### Problem statement
Can you transcribe every entry word for word, skipping the images?

### Records excerpted from a collection
----
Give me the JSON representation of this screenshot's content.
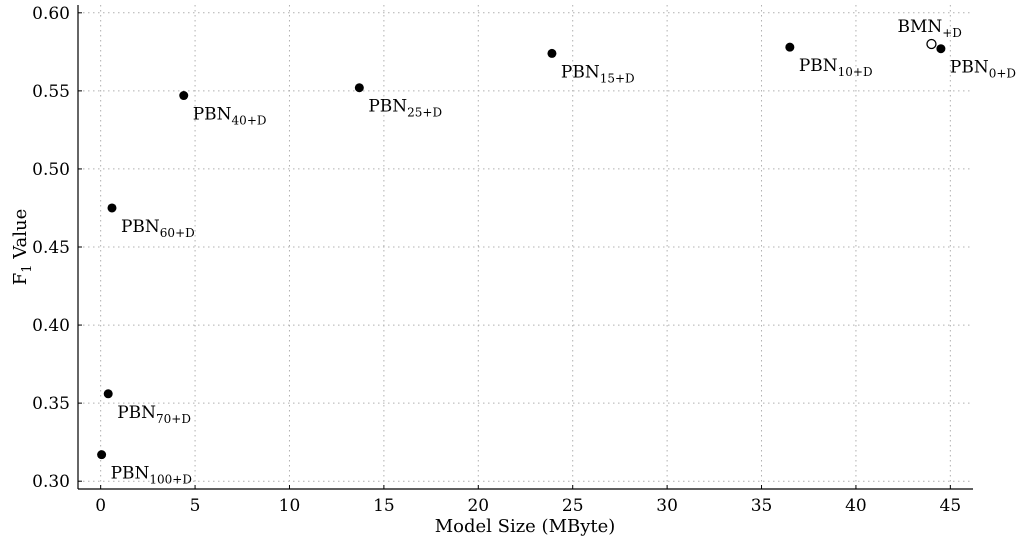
{
  "chart_data": {
    "type": "scatter",
    "xlabel": "Model Size (MByte)",
    "ylabel_main": "F",
    "ylabel_sub": "1",
    "ylabel_rest": " Value",
    "xlim": [
      -1.2,
      46.2
    ],
    "ylim": [
      0.295,
      0.605
    ],
    "xticks": [
      0,
      5,
      10,
      15,
      20,
      25,
      30,
      35,
      40,
      45
    ],
    "yticks": [
      0.3,
      0.35,
      0.4,
      0.45,
      0.5,
      0.55,
      0.6
    ],
    "xtick_labels": [
      "0",
      "5",
      "10",
      "15",
      "20",
      "25",
      "30",
      "35",
      "40",
      "45"
    ],
    "ytick_labels": [
      "0.30",
      "0.35",
      "0.40",
      "0.45",
      "0.50",
      "0.55",
      "0.60"
    ],
    "grid": true,
    "points": [
      {
        "x": 0.05,
        "y": 0.317,
        "filled": true,
        "label": "PBN",
        "sub": "100+D",
        "pos": "below-right"
      },
      {
        "x": 0.4,
        "y": 0.356,
        "filled": true,
        "label": "PBN",
        "sub": "70+D",
        "pos": "below-right"
      },
      {
        "x": 0.6,
        "y": 0.475,
        "filled": true,
        "label": "PBN",
        "sub": "60+D",
        "pos": "below-right"
      },
      {
        "x": 4.4,
        "y": 0.547,
        "filled": true,
        "label": "PBN",
        "sub": "40+D",
        "pos": "below-right"
      },
      {
        "x": 13.7,
        "y": 0.552,
        "filled": true,
        "label": "PBN",
        "sub": "25+D",
        "pos": "below-right"
      },
      {
        "x": 23.9,
        "y": 0.574,
        "filled": true,
        "label": "PBN",
        "sub": "15+D",
        "pos": "below-right"
      },
      {
        "x": 36.5,
        "y": 0.578,
        "filled": true,
        "label": "PBN",
        "sub": "10+D",
        "pos": "below-right"
      },
      {
        "x": 44.5,
        "y": 0.577,
        "filled": true,
        "label": "PBN",
        "sub": "0+D",
        "pos": "below-right"
      },
      {
        "x": 44.0,
        "y": 0.58,
        "filled": false,
        "label": "BMN",
        "sub": "+D",
        "pos": "above-left"
      }
    ]
  }
}
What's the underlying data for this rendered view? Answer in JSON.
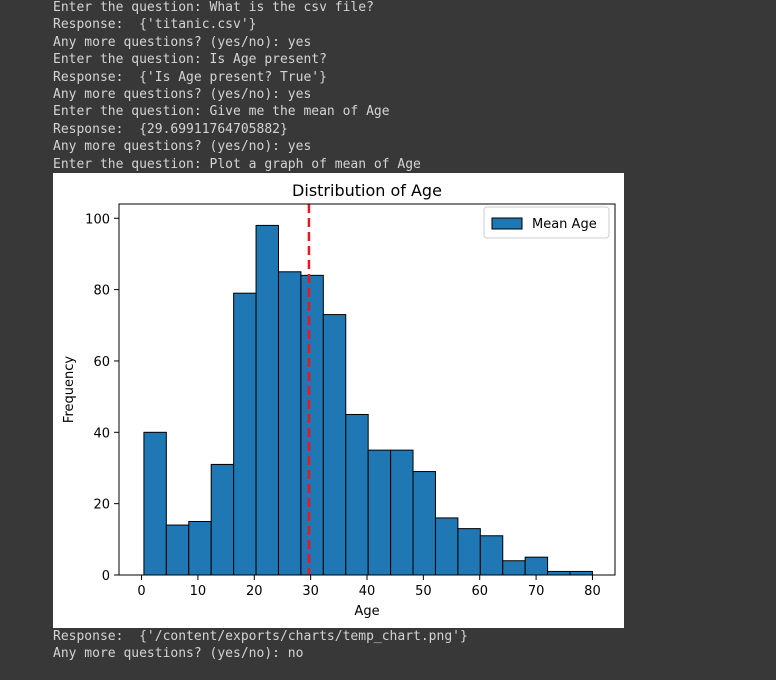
{
  "console": {
    "lines_top": [
      "Enter the question: What is the csv file?",
      "Response:  {'titanic.csv'}",
      "Any more questions? (yes/no): yes",
      "Enter the question: Is Age present?",
      "Response:  {'Is Age present? True'}",
      "Any more questions? (yes/no): yes",
      "Enter the question: Give me the mean of Age",
      "Response:  {29.69911764705882}",
      "Any more questions? (yes/no): yes",
      "Enter the question: Plot a graph of mean of Age"
    ],
    "lines_bottom": [
      "Response:  {'/content/exports/charts/temp_chart.png'}",
      "Any more questions? (yes/no): no"
    ]
  },
  "chart_data": {
    "type": "bar",
    "title": "Distribution of Age",
    "xlabel": "Age",
    "ylabel": "Frequency",
    "xlim": [
      -4,
      84
    ],
    "ylim": [
      0,
      104
    ],
    "xticks": [
      0,
      10,
      20,
      30,
      40,
      50,
      60,
      70,
      80
    ],
    "yticks": [
      0,
      20,
      40,
      60,
      80,
      100
    ],
    "bin_edges": [
      0.42,
      4.399,
      8.378,
      12.357,
      16.336,
      20.315,
      24.294,
      28.273,
      32.252,
      36.231,
      40.21,
      44.189,
      48.168,
      52.147,
      56.126,
      60.105,
      64.084,
      68.063,
      72.042,
      76.021,
      80.0
    ],
    "counts": [
      40,
      14,
      15,
      31,
      79,
      98,
      85,
      84,
      73,
      45,
      35,
      35,
      29,
      16,
      13,
      11,
      4,
      5,
      1,
      1
    ],
    "series": [
      {
        "name": "Mean Age",
        "color": "#1f77b4"
      }
    ],
    "mean_line": {
      "x": 29.69911764705882,
      "color": "#e41a1c",
      "style": "dashed"
    },
    "legend_position": "top-right",
    "grid": false
  }
}
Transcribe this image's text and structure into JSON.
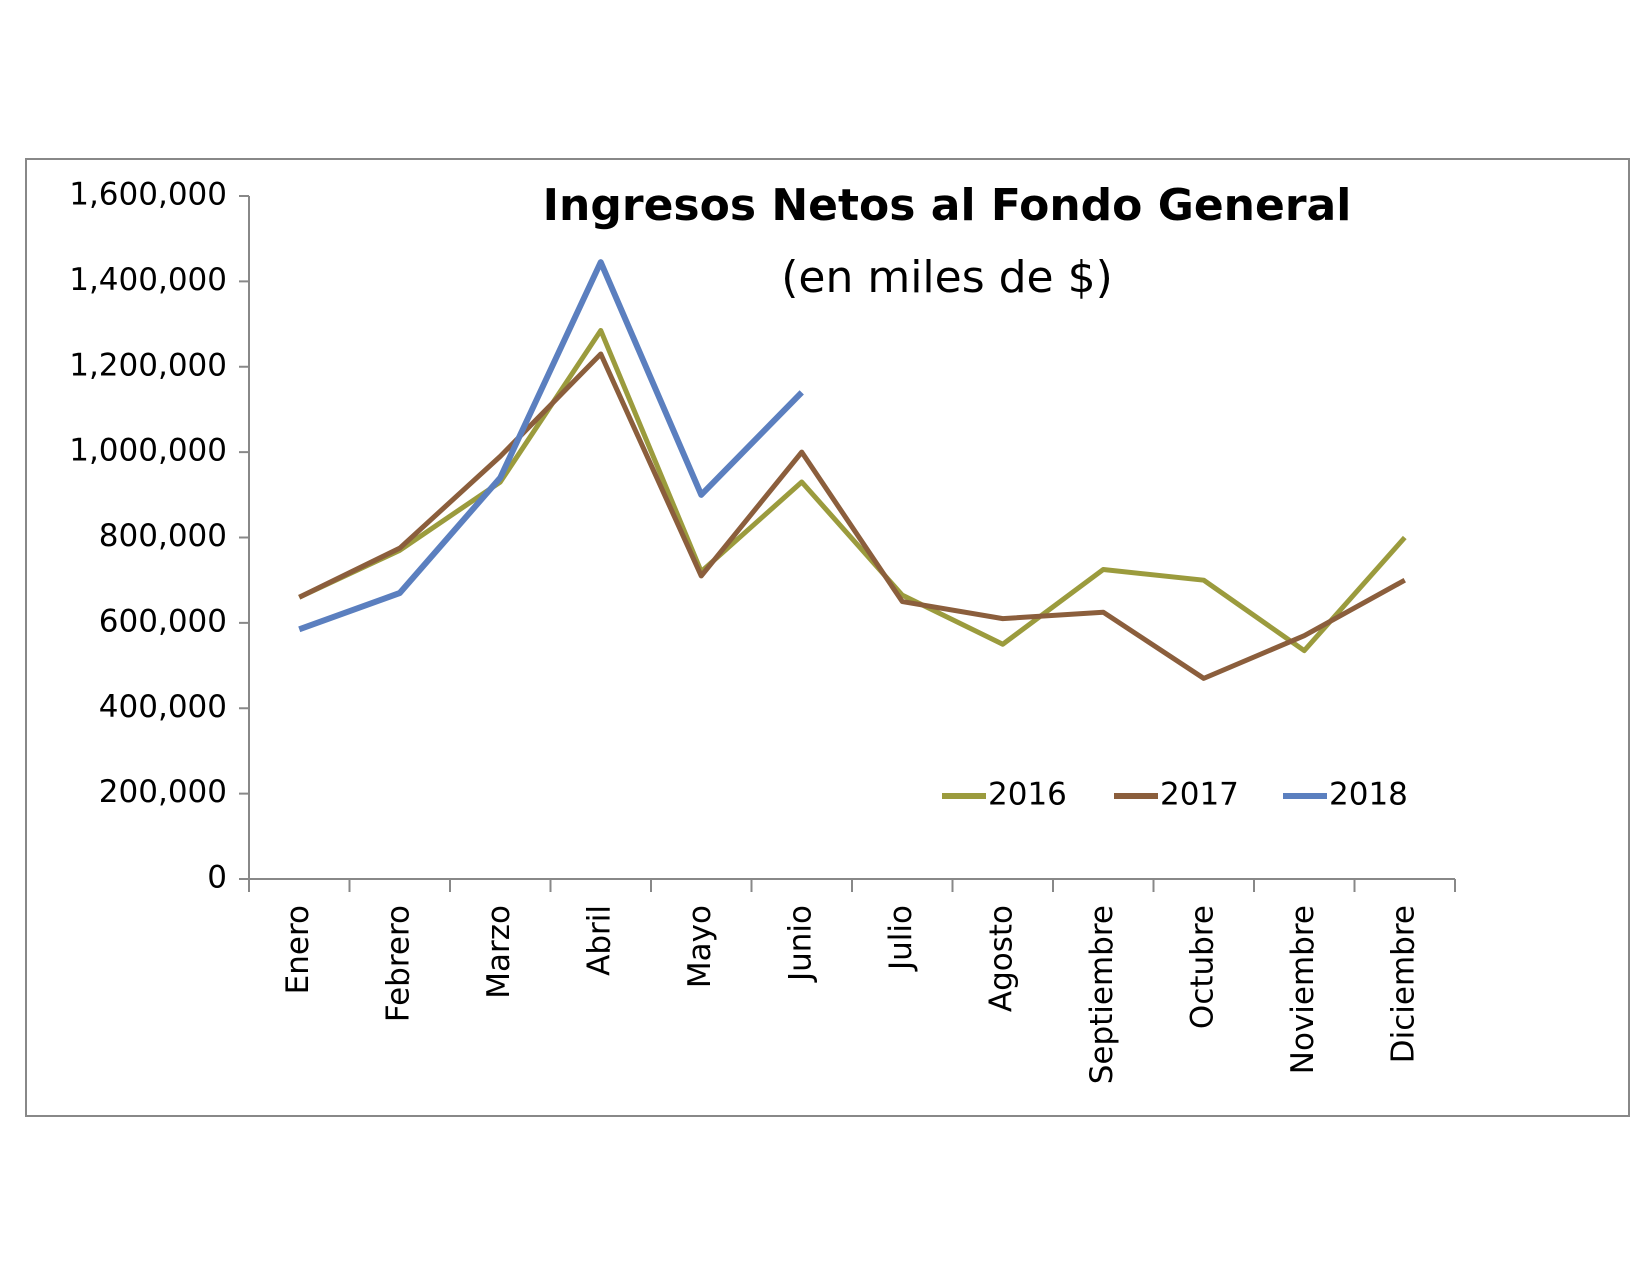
{
  "chart_data": {
    "type": "line",
    "title": "Ingresos Netos al Fondo General",
    "subtitle": "(en miles de $)",
    "categories": [
      "Enero",
      "Febrero",
      "Marzo",
      "Abril",
      "Mayo",
      "Junio",
      "Julio",
      "Agosto",
      "Septiembre",
      "Octubre",
      "Noviembre",
      "Diciembre"
    ],
    "series": [
      {
        "name": "2016",
        "color": "#9b9b3d",
        "values": [
          660000,
          770000,
          930000,
          1285000,
          720000,
          930000,
          665000,
          550000,
          725000,
          700000,
          535000,
          800000
        ]
      },
      {
        "name": "2017",
        "color": "#8b5e3c",
        "values": [
          660000,
          775000,
          990000,
          1230000,
          710000,
          1000000,
          650000,
          610000,
          625000,
          470000,
          570000,
          700000
        ]
      },
      {
        "name": "2018",
        "color": "#5b7fbf",
        "values": [
          585000,
          670000,
          940000,
          1445000,
          900000,
          1140000,
          null,
          null,
          null,
          null,
          null,
          null
        ]
      }
    ],
    "ylim": [
      0,
      1600000
    ],
    "yticks": [
      0,
      {
        "value": 200000,
        "label": "200,000"
      },
      {
        "value": 400000,
        "label": "400,000"
      },
      {
        "value": 600000,
        "label": "600,000"
      },
      {
        "value": 800000,
        "label": "800,000"
      },
      {
        "value": 1000000,
        "label": "1,000,000"
      },
      {
        "value": 1200000,
        "label": "1,200,000"
      },
      {
        "value": 1400000,
        "label": "1,400,000"
      },
      {
        "value": 1600000,
        "label": "1,600,000"
      }
    ],
    "legend": "lower right"
  }
}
----
### Response to this exercise
Give me the JSON representation of this screenshot's content.
{
  "chart_data": {
    "type": "scatter",
    "xlabel": "Model Size (MByte)",
    "ylabel_main": "F",
    "ylabel_sub": "1",
    "ylabel_rest": " Value",
    "xlim": [
      -1.2,
      46.2
    ],
    "ylim": [
      0.295,
      0.605
    ],
    "xticks": [
      0,
      5,
      10,
      15,
      20,
      25,
      30,
      35,
      40,
      45
    ],
    "yticks": [
      0.3,
      0.35,
      0.4,
      0.45,
      0.5,
      0.55,
      0.6
    ],
    "xtick_labels": [
      "0",
      "5",
      "10",
      "15",
      "20",
      "25",
      "30",
      "35",
      "40",
      "45"
    ],
    "ytick_labels": [
      "0.30",
      "0.35",
      "0.40",
      "0.45",
      "0.50",
      "0.55",
      "0.60"
    ],
    "grid": true,
    "points": [
      {
        "x": 0.05,
        "y": 0.317,
        "filled": true,
        "label": "PBN",
        "sub": "100+D",
        "pos": "below-right"
      },
      {
        "x": 0.4,
        "y": 0.356,
        "filled": true,
        "label": "PBN",
        "sub": "70+D",
        "pos": "below-right"
      },
      {
        "x": 0.6,
        "y": 0.475,
        "filled": true,
        "label": "PBN",
        "sub": "60+D",
        "pos": "below-right"
      },
      {
        "x": 4.4,
        "y": 0.547,
        "filled": true,
        "label": "PBN",
        "sub": "40+D",
        "pos": "below-right"
      },
      {
        "x": 13.7,
        "y": 0.552,
        "filled": true,
        "label": "PBN",
        "sub": "25+D",
        "pos": "below-right"
      },
      {
        "x": 23.9,
        "y": 0.574,
        "filled": true,
        "label": "PBN",
        "sub": "15+D",
        "pos": "below-right"
      },
      {
        "x": 36.5,
        "y": 0.578,
        "filled": true,
        "label": "PBN",
        "sub": "10+D",
        "pos": "below-right"
      },
      {
        "x": 44.5,
        "y": 0.577,
        "filled": true,
        "label": "PBN",
        "sub": "0+D",
        "pos": "below-right"
      },
      {
        "x": 44.0,
        "y": 0.58,
        "filled": false,
        "label": "BMN",
        "sub": "+D",
        "pos": "above-left"
      }
    ]
  }
}
What's the underlying data for this rendered view? Answer in JSON.
{
  "console": {
    "lines_top": [
      "Enter the question: What is the csv file?",
      "Response:  {'titanic.csv'}",
      "Any more questions? (yes/no): yes",
      "Enter the question: Is Age present?",
      "Response:  {'Is Age present? True'}",
      "Any more questions? (yes/no): yes",
      "Enter the question: Give me the mean of Age",
      "Response:  {29.69911764705882}",
      "Any more questions? (yes/no): yes",
      "Enter the question: Plot a graph of mean of Age"
    ],
    "lines_bottom": [
      "Response:  {'/content/exports/charts/temp_chart.png'}",
      "Any more questions? (yes/no): no"
    ]
  },
  "chart_data": {
    "type": "bar",
    "title": "Distribution of Age",
    "xlabel": "Age",
    "ylabel": "Frequency",
    "xlim": [
      -4,
      84
    ],
    "ylim": [
      0,
      104
    ],
    "xticks": [
      0,
      10,
      20,
      30,
      40,
      50,
      60,
      70,
      80
    ],
    "yticks": [
      0,
      20,
      40,
      60,
      80,
      100
    ],
    "bin_edges": [
      0.42,
      4.399,
      8.378,
      12.357,
      16.336,
      20.315,
      24.294,
      28.273,
      32.252,
      36.231,
      40.21,
      44.189,
      48.168,
      52.147,
      56.126,
      60.105,
      64.084,
      68.063,
      72.042,
      76.021,
      80.0
    ],
    "counts": [
      40,
      14,
      15,
      31,
      79,
      98,
      85,
      84,
      73,
      45,
      35,
      35,
      29,
      16,
      13,
      11,
      4,
      5,
      1,
      1
    ],
    "series": [
      {
        "name": "Mean Age",
        "color": "#1f77b4"
      }
    ],
    "mean_line": {
      "x": 29.69911764705882,
      "color": "#e41a1c",
      "style": "dashed"
    },
    "legend_position": "top-right",
    "grid": false
  }
}
Transcribe this image's text and structure into JSON.
{
  "chart_data": {
    "type": "line",
    "title": "Ingresos Netos al Fondo General",
    "subtitle": "(en miles de $)",
    "categories": [
      "Enero",
      "Febrero",
      "Marzo",
      "Abril",
      "Mayo",
      "Junio",
      "Julio",
      "Agosto",
      "Septiembre",
      "Octubre",
      "Noviembre",
      "Diciembre"
    ],
    "series": [
      {
        "name": "2016",
        "color": "#9b9b3d",
        "values": [
          660000,
          770000,
          930000,
          1285000,
          720000,
          930000,
          665000,
          550000,
          725000,
          700000,
          535000,
          800000
        ]
      },
      {
        "name": "2017",
        "color": "#8b5e3c",
        "values": [
          660000,
          775000,
          990000,
          1230000,
          710000,
          1000000,
          650000,
          610000,
          625000,
          470000,
          570000,
          700000
        ]
      },
      {
        "name": "2018",
        "color": "#5b7fbf",
        "values": [
          585000,
          670000,
          940000,
          1445000,
          900000,
          1140000,
          null,
          null,
          null,
          null,
          null,
          null
        ]
      }
    ],
    "ylim": [
      0,
      1600000
    ],
    "yticks": [
      0,
      {
        "value": 200000,
        "label": "200,000"
      },
      {
        "value": 400000,
        "label": "400,000"
      },
      {
        "value": 600000,
        "label": "600,000"
      },
      {
        "value": 800000,
        "label": "800,000"
      },
      {
        "value": 1000000,
        "label": "1,000,000"
      },
      {
        "value": 1200000,
        "label": "1,200,000"
      },
      {
        "value": 1400000,
        "label": "1,400,000"
      },
      {
        "value": 1600000,
        "label": "1,600,000"
      }
    ],
    "legend": "lower right"
  }
}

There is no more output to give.